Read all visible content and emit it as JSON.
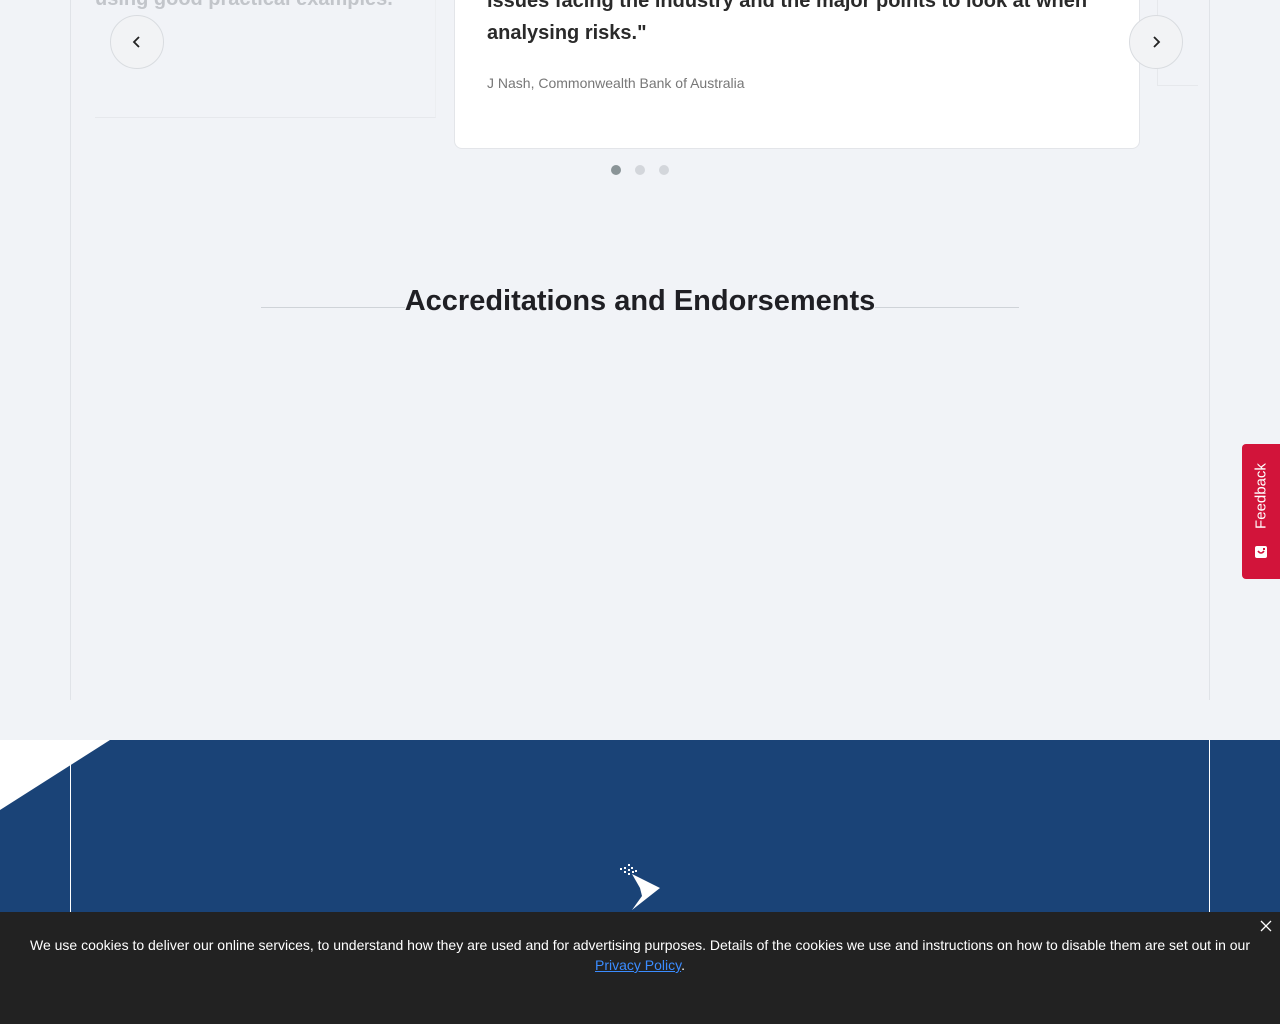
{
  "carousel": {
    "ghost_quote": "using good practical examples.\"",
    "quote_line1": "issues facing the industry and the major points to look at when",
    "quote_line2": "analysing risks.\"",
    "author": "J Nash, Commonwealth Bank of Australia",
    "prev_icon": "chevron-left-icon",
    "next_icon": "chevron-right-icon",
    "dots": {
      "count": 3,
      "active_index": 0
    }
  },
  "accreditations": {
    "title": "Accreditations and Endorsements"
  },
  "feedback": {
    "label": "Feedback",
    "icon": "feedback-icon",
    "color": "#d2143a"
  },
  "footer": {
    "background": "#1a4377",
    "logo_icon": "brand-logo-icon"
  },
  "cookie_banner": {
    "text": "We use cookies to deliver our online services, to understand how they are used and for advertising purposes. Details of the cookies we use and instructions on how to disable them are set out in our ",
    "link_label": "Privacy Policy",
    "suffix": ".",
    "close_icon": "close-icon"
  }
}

--

Goal => Write out all the records again, exactly, minus any pictures.

Full answer =>
Read all visible content and emit it as JSON.
{
  "carousel": {
    "ghost_quote": "using good practical examples.\"",
    "quote_line1": "issues facing the industry and the major points to look at when",
    "quote_line2": "analysing risks.\"",
    "author": "J Nash, Commonwealth Bank of Australia",
    "prev_icon": "chevron-left-icon",
    "next_icon": "chevron-right-icon",
    "dots": {
      "count": 3,
      "active_index": 0
    }
  },
  "accreditations": {
    "title": "Accreditations and Endorsements"
  },
  "feedback": {
    "label": "Feedback",
    "icon": "feedback-icon",
    "color": "#d2143a"
  },
  "footer": {
    "background": "#1a4377",
    "logo_icon": "brand-logo-icon"
  },
  "cookie_banner": {
    "text": "We use cookies to deliver our online services, to understand how they are used and for advertising purposes. Details of the cookies we use and instructions on how to disable them are set out in our ",
    "link_label": "Privacy Policy",
    "suffix": ".",
    "close_icon": "close-icon"
  }
}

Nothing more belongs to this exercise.